**Given request**
State how many lines in these records contain the word "SOLIDWORKS", and nothing else.

:: Data provided

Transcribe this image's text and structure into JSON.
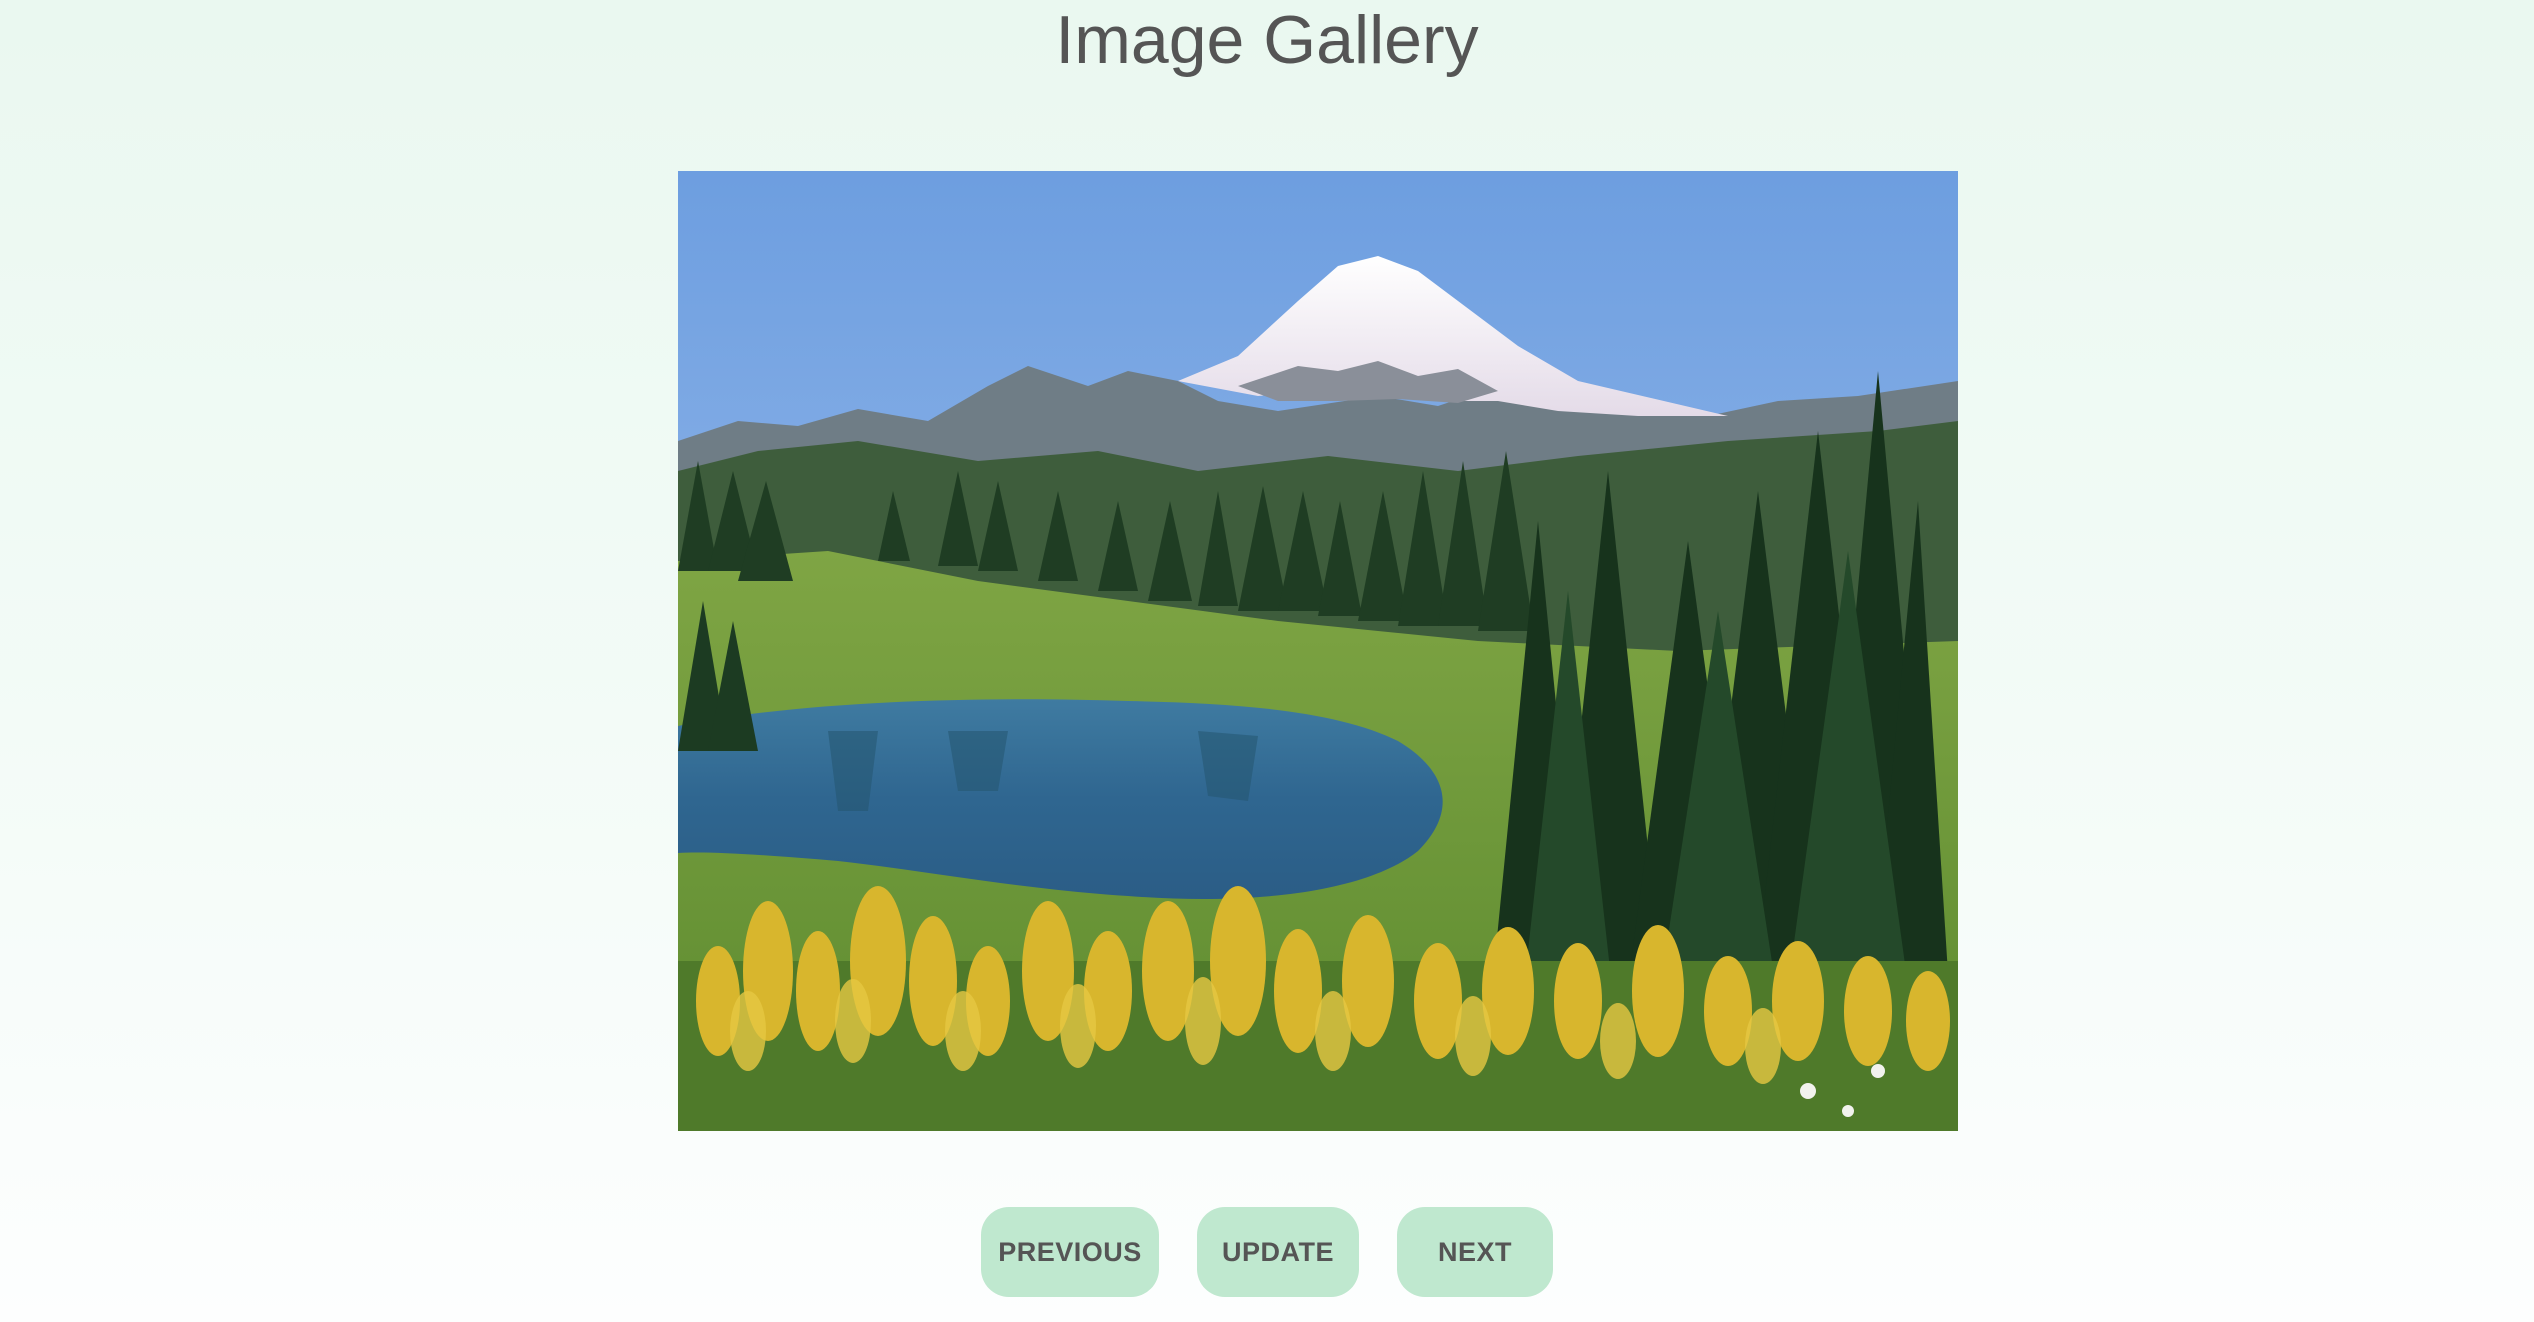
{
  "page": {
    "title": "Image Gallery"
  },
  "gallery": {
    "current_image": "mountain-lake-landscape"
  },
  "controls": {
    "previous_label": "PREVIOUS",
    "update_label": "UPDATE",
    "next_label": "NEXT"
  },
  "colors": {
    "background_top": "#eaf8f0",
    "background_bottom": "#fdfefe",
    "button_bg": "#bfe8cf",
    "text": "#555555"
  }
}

::::
:: Data provided

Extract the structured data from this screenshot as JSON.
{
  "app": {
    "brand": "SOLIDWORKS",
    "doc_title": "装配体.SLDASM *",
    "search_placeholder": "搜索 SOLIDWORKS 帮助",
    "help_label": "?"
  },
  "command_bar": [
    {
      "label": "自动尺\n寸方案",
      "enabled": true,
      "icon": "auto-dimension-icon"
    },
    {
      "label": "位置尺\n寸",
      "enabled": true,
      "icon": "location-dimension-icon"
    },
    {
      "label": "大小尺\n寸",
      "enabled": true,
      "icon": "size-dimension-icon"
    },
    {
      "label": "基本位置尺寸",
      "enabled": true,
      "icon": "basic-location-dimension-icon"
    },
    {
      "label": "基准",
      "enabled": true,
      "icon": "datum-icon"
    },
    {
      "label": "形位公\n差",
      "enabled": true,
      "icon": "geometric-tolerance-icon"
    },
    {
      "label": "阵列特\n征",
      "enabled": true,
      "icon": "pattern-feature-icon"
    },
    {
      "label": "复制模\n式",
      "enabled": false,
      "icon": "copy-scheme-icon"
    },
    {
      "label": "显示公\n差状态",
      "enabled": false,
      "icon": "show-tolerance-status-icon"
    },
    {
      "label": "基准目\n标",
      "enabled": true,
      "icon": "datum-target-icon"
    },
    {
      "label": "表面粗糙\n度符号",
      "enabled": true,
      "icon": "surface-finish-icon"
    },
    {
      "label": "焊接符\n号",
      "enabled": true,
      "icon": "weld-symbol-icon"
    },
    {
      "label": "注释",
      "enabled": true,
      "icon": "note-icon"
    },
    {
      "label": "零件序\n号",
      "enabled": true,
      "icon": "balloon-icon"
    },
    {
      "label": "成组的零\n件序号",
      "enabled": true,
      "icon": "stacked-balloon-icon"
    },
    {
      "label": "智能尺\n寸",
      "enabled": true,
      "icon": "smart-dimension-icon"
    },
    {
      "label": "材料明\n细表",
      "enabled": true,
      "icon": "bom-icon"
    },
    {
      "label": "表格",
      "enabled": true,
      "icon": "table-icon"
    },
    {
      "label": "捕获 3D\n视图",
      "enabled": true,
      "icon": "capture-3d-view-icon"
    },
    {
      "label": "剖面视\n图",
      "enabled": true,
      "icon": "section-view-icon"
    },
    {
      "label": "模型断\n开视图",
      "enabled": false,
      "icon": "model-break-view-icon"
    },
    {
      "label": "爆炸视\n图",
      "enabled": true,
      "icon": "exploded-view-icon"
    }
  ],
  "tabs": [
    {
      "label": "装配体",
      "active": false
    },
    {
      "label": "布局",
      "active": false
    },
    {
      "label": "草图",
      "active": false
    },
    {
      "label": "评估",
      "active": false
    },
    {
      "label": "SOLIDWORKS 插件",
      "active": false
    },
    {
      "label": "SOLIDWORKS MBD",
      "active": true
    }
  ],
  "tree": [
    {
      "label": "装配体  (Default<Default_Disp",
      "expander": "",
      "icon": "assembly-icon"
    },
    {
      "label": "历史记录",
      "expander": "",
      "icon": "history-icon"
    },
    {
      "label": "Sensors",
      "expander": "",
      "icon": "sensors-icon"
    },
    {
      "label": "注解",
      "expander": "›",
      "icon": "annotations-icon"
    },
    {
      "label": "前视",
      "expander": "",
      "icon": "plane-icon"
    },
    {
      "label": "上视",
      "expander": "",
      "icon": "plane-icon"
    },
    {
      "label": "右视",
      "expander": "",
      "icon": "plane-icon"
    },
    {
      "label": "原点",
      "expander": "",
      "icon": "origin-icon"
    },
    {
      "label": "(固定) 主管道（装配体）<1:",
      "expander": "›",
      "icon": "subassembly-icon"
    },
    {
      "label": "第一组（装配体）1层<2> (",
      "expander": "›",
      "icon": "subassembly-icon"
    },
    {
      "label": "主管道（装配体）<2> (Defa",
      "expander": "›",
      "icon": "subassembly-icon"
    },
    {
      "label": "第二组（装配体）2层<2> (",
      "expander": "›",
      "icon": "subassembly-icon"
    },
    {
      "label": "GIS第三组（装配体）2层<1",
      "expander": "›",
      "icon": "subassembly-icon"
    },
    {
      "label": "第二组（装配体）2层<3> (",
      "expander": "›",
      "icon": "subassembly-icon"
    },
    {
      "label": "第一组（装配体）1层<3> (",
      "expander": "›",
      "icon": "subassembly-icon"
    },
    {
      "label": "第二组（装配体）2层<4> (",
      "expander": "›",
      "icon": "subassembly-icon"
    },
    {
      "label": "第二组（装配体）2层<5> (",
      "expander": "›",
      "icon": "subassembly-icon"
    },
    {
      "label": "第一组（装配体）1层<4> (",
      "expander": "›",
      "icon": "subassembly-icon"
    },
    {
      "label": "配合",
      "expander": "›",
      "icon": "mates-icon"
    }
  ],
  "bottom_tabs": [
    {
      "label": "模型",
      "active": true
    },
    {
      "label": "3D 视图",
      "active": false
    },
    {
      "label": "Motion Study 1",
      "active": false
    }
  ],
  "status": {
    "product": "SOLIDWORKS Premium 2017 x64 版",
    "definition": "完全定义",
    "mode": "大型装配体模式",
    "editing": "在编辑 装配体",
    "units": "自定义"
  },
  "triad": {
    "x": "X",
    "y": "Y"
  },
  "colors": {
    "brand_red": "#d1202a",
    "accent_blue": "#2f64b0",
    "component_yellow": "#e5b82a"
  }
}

::::
:: Data provided

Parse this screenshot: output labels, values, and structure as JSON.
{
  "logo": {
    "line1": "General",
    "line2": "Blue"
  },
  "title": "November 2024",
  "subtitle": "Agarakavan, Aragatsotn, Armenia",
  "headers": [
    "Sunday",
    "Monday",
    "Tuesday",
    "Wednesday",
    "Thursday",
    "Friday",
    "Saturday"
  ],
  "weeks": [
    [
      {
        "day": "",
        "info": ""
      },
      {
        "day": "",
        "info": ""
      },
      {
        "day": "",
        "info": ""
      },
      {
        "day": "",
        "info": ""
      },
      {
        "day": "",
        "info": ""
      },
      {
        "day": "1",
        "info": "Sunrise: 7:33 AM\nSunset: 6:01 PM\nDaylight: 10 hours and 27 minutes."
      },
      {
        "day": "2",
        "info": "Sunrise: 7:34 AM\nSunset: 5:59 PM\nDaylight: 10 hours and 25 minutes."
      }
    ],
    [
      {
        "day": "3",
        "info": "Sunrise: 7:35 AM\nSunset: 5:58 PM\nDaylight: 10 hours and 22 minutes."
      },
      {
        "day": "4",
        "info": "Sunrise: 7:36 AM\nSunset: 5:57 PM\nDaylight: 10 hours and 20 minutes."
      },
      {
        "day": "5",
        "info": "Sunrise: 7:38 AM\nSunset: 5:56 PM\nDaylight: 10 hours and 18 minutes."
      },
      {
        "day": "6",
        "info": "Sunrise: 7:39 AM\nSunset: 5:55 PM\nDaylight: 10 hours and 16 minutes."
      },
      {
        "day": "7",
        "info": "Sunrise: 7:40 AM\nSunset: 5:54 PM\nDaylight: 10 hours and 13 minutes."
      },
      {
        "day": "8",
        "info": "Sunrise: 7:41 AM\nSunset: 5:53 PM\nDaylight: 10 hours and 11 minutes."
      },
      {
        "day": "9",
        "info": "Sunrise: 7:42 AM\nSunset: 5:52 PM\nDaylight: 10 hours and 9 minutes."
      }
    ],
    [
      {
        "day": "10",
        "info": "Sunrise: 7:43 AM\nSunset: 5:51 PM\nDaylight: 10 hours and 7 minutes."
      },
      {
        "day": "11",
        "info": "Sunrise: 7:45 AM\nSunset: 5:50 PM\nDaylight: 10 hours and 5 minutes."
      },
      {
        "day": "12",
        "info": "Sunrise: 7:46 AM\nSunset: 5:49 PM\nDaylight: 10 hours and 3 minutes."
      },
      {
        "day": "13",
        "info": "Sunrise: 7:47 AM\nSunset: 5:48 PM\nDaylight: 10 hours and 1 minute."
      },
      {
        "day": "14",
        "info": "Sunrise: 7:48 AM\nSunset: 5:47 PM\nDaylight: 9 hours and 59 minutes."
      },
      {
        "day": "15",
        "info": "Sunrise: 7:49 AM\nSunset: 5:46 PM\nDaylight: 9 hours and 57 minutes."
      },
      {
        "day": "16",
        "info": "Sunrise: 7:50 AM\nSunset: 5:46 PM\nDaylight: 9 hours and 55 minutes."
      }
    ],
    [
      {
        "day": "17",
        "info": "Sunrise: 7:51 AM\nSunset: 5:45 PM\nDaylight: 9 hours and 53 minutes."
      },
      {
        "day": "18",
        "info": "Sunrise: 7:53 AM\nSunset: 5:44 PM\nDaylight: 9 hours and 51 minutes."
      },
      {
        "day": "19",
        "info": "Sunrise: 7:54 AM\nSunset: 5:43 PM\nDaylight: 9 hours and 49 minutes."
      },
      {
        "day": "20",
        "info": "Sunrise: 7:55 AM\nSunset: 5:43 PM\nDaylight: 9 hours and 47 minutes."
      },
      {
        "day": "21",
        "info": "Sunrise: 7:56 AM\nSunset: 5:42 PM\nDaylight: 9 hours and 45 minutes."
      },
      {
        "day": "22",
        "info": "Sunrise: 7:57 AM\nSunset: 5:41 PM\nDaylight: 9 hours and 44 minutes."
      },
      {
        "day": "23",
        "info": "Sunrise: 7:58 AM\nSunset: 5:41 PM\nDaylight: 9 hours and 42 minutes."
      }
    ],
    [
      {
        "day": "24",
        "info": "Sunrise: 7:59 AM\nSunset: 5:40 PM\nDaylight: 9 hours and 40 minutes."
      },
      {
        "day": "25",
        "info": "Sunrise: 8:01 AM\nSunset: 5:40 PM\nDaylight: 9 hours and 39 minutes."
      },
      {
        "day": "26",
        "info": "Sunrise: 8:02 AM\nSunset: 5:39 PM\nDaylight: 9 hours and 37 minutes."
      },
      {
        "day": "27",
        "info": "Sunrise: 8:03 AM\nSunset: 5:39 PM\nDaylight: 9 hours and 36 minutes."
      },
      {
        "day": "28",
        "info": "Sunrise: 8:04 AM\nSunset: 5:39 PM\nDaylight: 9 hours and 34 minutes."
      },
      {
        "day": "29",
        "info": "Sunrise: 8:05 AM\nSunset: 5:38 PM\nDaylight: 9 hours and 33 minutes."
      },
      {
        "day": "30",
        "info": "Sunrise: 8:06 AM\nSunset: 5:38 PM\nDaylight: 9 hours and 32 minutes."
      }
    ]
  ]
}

::::

**Finished exercise**
5